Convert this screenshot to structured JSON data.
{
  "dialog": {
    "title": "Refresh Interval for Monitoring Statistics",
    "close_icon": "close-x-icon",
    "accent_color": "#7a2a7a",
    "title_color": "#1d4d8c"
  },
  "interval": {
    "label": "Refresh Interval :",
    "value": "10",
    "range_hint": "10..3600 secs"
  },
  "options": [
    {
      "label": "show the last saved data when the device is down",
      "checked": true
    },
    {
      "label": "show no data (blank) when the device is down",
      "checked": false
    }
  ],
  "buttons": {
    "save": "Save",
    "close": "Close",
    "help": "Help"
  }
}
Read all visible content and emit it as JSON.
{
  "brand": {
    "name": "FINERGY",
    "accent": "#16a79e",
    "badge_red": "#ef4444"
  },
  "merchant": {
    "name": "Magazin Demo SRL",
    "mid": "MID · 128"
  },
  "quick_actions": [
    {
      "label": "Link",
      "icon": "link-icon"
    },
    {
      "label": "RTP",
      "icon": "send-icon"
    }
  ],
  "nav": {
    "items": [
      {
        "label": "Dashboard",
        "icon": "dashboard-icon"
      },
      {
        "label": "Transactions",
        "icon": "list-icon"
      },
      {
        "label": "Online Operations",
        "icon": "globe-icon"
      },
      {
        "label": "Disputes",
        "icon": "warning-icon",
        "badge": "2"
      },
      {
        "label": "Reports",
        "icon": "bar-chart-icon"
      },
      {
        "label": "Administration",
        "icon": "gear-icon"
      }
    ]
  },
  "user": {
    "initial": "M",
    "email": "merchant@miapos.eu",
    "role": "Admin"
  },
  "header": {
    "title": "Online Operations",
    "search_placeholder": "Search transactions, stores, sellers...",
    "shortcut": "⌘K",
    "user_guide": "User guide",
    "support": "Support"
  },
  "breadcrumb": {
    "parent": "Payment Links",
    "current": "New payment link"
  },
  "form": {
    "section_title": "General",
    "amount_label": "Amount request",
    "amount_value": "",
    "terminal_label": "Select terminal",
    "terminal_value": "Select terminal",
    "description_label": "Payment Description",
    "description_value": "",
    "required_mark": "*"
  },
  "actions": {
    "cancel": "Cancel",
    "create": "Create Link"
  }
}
◆ ◆ ◆ ◆ ◆
### WHAT THE TASK REQUIRES
Repeat every record, keeping each word and mark exactly as it is.

### PROBLEM SOLUTION
Convert this screenshot to structured JSON data.
{
  "dialog": {
    "title": "Refresh Interval for Monitoring Statistics",
    "close_icon": "close-x-icon",
    "accent_color": "#7a2a7a",
    "title_color": "#1d4d8c"
  },
  "interval": {
    "label": "Refresh Interval :",
    "value": "10",
    "range_hint": "10..3600 secs"
  },
  "options": [
    {
      "label": "show the last saved data when the device is down",
      "checked": true
    },
    {
      "label": "show no data (blank) when the device is down",
      "checked": false
    }
  ],
  "buttons": {
    "save": "Save",
    "close": "Close",
    "help": "Help"
  }
}
Read all visible content and emit it as JSON.
{
  "brand": {
    "name": "FINERGY",
    "accent": "#16a79e",
    "badge_red": "#ef4444"
  },
  "merchant": {
    "name": "Magazin Demo SRL",
    "mid": "MID · 128"
  },
  "quick_actions": [
    {
      "label": "Link",
      "icon": "link-icon"
    },
    {
      "label": "RTP",
      "icon": "send-icon"
    }
  ],
  "nav": {
    "items": [
      {
        "label": "Dashboard",
        "icon": "dashboard-icon"
      },
      {
        "label": "Transactions",
        "icon": "list-icon"
      },
      {
        "label": "Online Operations",
        "icon": "globe-icon"
      },
      {
        "label": "Disputes",
        "icon": "warning-icon",
        "badge": "2"
      },
      {
        "label": "Reports",
        "icon": "bar-chart-icon"
      },
      {
        "label": "Administration",
        "icon": "gear-icon"
      }
    ]
  },
  "user": {
    "initial": "M",
    "email": "merchant@miapos.eu",
    "role": "Admin"
  },
  "header": {
    "title": "Online Operations",
    "search_placeholder": "Search transactions, stores, sellers...",
    "shortcut": "⌘K",
    "user_guide": "User guide",
    "support": "Support"
  },
  "breadcrumb": {
    "parent": "Payment Links",
    "current": "New payment link"
  },
  "form": {
    "section_title": "General",
    "amount_label": "Amount request",
    "amount_value": "",
    "terminal_label": "Select terminal",
    "terminal_value": "Select terminal",
    "description_label": "Payment Description",
    "description_value": "",
    "required_mark": "*"
  },
  "actions": {
    "cancel": "Cancel",
    "create": "Create Link"
  }
}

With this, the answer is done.